→ **Texte fourni**
<<<<

Son importance s’explique par la conjoncture d’après-guerre, par l’État Providence et la Guerre Froide, et depuis le libéralisme triomphant nous aurait replongé depuis dans une conjoncture marxiste (?). (livre écrit en 2004, bref moment d’optimisme de notre coté, mais la crise, comme d’habitude, tarde à valider nos conjectures).

 

Quelle est au fond la philosophie actuellement dominante du langage? C’est l’idée que le langage est un instrument de communication, évidence lourde de la doxa, et qui est le masque de la propagande (l’action décidée étant toujours proposée comme la seule possible). Rappel de l’hostilité de Deleuze à la communication (oui, mais enfin, ça communique quand même!). Ce sont les PSS des linguistes, comme celle de Chomsky,

C’est la philosophie explicite du langage, Austin, Searle, Grice d’un coté, Habermas de l’autre. Pour sortir de la pensée dominante du langage, il faut une autre philosophie (marxiste).

 

La philosophie dominante est caractérisée ainsi: immanence, langue des anges, fonctionnalité, la première fonction, référentielle, est la communication, transparence, idéalité, systémicité et synchronie. il faut inverser tout ça., non-immanence, dysfonctionnalité, opacité, matérialité, systématicité partielle, historicité. Et incidemment, mais sans entrer dans les détails, Saussure fait l’objet d’un traitement intermédiaire, avec reproche d’abstraire le langage de la langue. Mais le mérite de rompre avec l’individualisme méthodologique. JJ Lecercle est tout de même d’accord avec Saussure en ce que celui-ci pose le langage comme objet d’étude autonome qui n’est pas réductible à un objet collectif reconstruit sur la base de l’individualisme méthodologique comme somme des actions des individus.

 

Que dire de la tradition marxiste?

>>>>

→ **Jeu de données**
<<<<

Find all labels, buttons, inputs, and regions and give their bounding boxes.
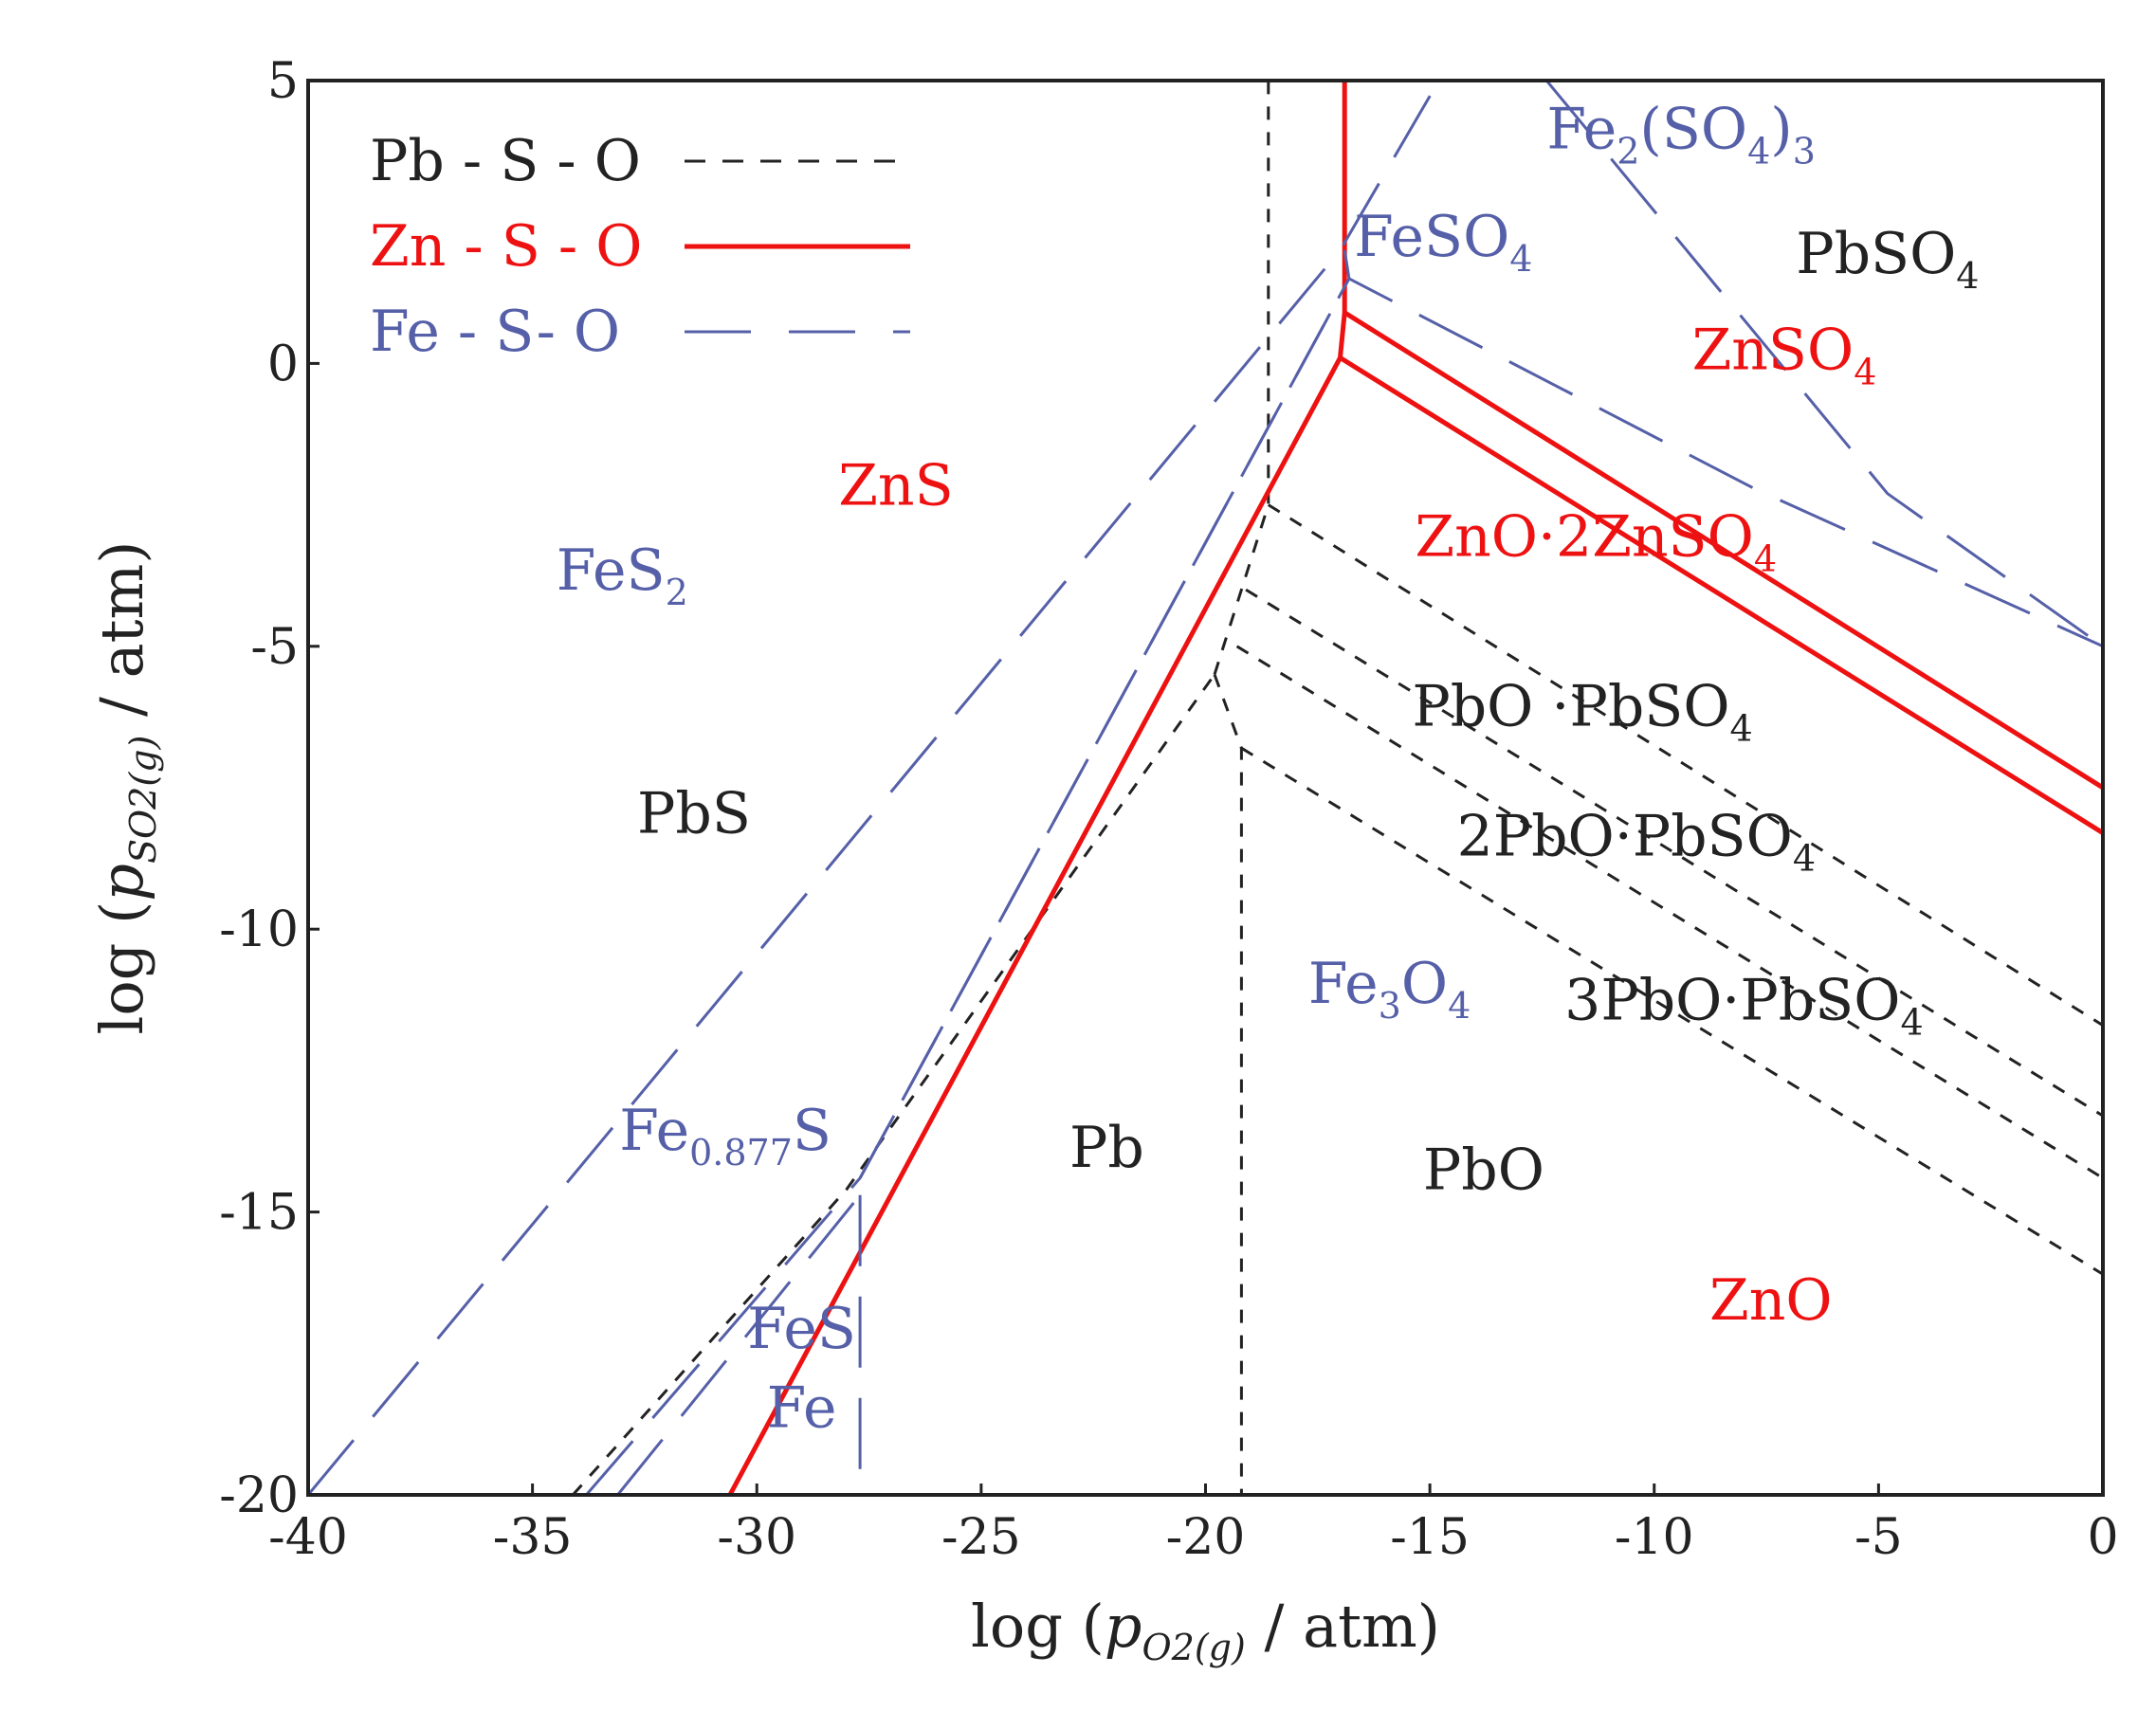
boundary-fe-6 bbox=[1545, 81, 2103, 648]
region-label: Fe3O4 bbox=[1308, 951, 1471, 1027]
boundary-pb-1 bbox=[1213, 674, 1243, 1495]
region-label: Fe bbox=[767, 1374, 837, 1441]
y-tick-label: -15 bbox=[219, 1185, 299, 1242]
x-tick-label: -25 bbox=[941, 1509, 1021, 1566]
x-tick-label: -40 bbox=[268, 1509, 348, 1566]
region-label: ZnSO4 bbox=[1692, 317, 1877, 392]
legend-label-fe: Fe - S- O bbox=[370, 299, 620, 365]
x-tick-label: -30 bbox=[717, 1509, 796, 1566]
boundary-zn-2 bbox=[1343, 310, 2103, 791]
y-tick-label: 0 bbox=[267, 336, 299, 392]
region-label: Fe0.877S bbox=[619, 1098, 831, 1174]
plot-frame bbox=[306, 79, 2105, 1497]
x-tick-label: -20 bbox=[1166, 1509, 1246, 1566]
x-tick-label: -15 bbox=[1390, 1509, 1470, 1566]
y-tick-label: -5 bbox=[250, 619, 299, 676]
region-label: PbO ·PbSO4 bbox=[1412, 673, 1752, 749]
region-label: 3PbO·PbSO4 bbox=[1564, 968, 1923, 1044]
region-label: PbS bbox=[637, 781, 751, 847]
boundary-zn-1 bbox=[1339, 355, 2103, 835]
x-axis-title: log (pO2(g) / atm) bbox=[971, 1592, 1440, 1668]
y-axis-ticks: -20 -15 -10 -5 0 5 bbox=[219, 53, 320, 1524]
region-label: FeS bbox=[747, 1296, 856, 1362]
boundary-pb-2 bbox=[1213, 81, 1270, 676]
x-tick-label: -5 bbox=[1855, 1509, 1903, 1566]
x-tick-label: -35 bbox=[493, 1509, 573, 1566]
legend-label-zn: Zn - S - O bbox=[370, 213, 642, 280]
region-label: PbO bbox=[1423, 1138, 1544, 1204]
series-fe bbox=[308, 81, 2103, 1495]
legend: Pb - S - O Zn - S - O Fe - S- O bbox=[370, 128, 910, 365]
region-label: 2PbO·PbSO4 bbox=[1457, 804, 1816, 880]
region-label: FeSO4 bbox=[1354, 204, 1532, 280]
region-label: ZnO·2ZnSO4 bbox=[1415, 503, 1777, 579]
boundary-fe-2 bbox=[616, 1193, 862, 1495]
boundary-pb-5 bbox=[1235, 645, 2103, 1180]
boundary-pb-3 bbox=[1268, 503, 2103, 1027]
boundary-fe-5 bbox=[1343, 249, 1351, 280]
x-axis-ticks: -40 -35 -30 -25 -20 -15 -10 -5 0 bbox=[268, 1483, 2119, 1566]
boundary-zn-0 bbox=[727, 81, 1347, 1495]
region-label: Fe2(SO4)3 bbox=[1546, 97, 1816, 173]
region-label: Pb bbox=[1069, 1115, 1144, 1181]
x-tick-label: 0 bbox=[2087, 1509, 2118, 1566]
boundary-pb-0 bbox=[572, 673, 1216, 1495]
series-zn bbox=[727, 81, 2103, 1495]
y-tick-label: 5 bbox=[267, 53, 299, 110]
plot-area bbox=[308, 81, 2103, 1495]
region-label: FeS2 bbox=[557, 537, 688, 613]
region-label: ZnS bbox=[838, 453, 953, 519]
x-tick-label: -10 bbox=[1615, 1509, 1694, 1566]
boundary-fe-4 bbox=[858, 278, 1351, 1179]
region-label: ZnO bbox=[1709, 1267, 1833, 1334]
y-tick-label: -10 bbox=[219, 901, 299, 958]
boundary-fe-0 bbox=[308, 81, 1440, 1495]
legend-label-pb: Pb - S - O bbox=[370, 128, 641, 194]
region-label: PbSO4 bbox=[1796, 221, 1979, 297]
series-pb bbox=[572, 81, 2103, 1495]
y-tick-label: -20 bbox=[219, 1467, 299, 1524]
y-axis-title: log (pSO2(g) / atm) bbox=[87, 541, 164, 1035]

>>>>

→ **Problèmes à résoudre**
1 - D'après le texte sur la philosophie du langage, quels traits faut-il mettre à la place de ceux de la philosophie dominante ? Donnez-les tous.
2 - Répondez à ces questions sur le texte consacré à la philosophie du langage :
(a) En quelle année le livre a-t-il été écrit ?
(b) Quelle philosophie faut-il pour sortir de la pensée dominante du langage ?
(c) Avec quoi Saussure a-t-il le mérite de rompre ?
3 - Rédigez la suite du texte sur la philosophie du langage, après sa dernière phrase.
Les lignes forment un matériau à part, distinct du texte.

→ **Réponses dans l'ordre**
1 - Non-immanence, dysfonctionnalité, opacité, matérialité, systématicité partielle, historicité.

2 -
(a) En 2004.
(b) Une autre philosophie, marxiste.
(c) Avec l'individualisme méthodologique.

3 -
Gare aux effets du bon sens stalinien en linguistique, Staline étant l’auteur d’une brochure sur les questions linguistiques, qui a été accueillie favorablement par les intellectuels communistes en 1950, car il rendait aux chercheurs leur autonomie dans le contexte de la polémique “science prolétarienne, science bourgeoise”. Il y a donc une tradition marxiste du langage instrument de communication transparent, et cela ne nous surprendra pas de trouver en Staline son propagandiste. Staline,  opposé à Pasolini, et aussi à la linguistique de Deleuze et Guatarri, dans “Mille plateau”, et même à Lénine qui a écrit une brochure sur les mots d’ordres en 1917. Lecercle annexe D et G au marxisme, ce sont des “paramarxistes”, dit-il.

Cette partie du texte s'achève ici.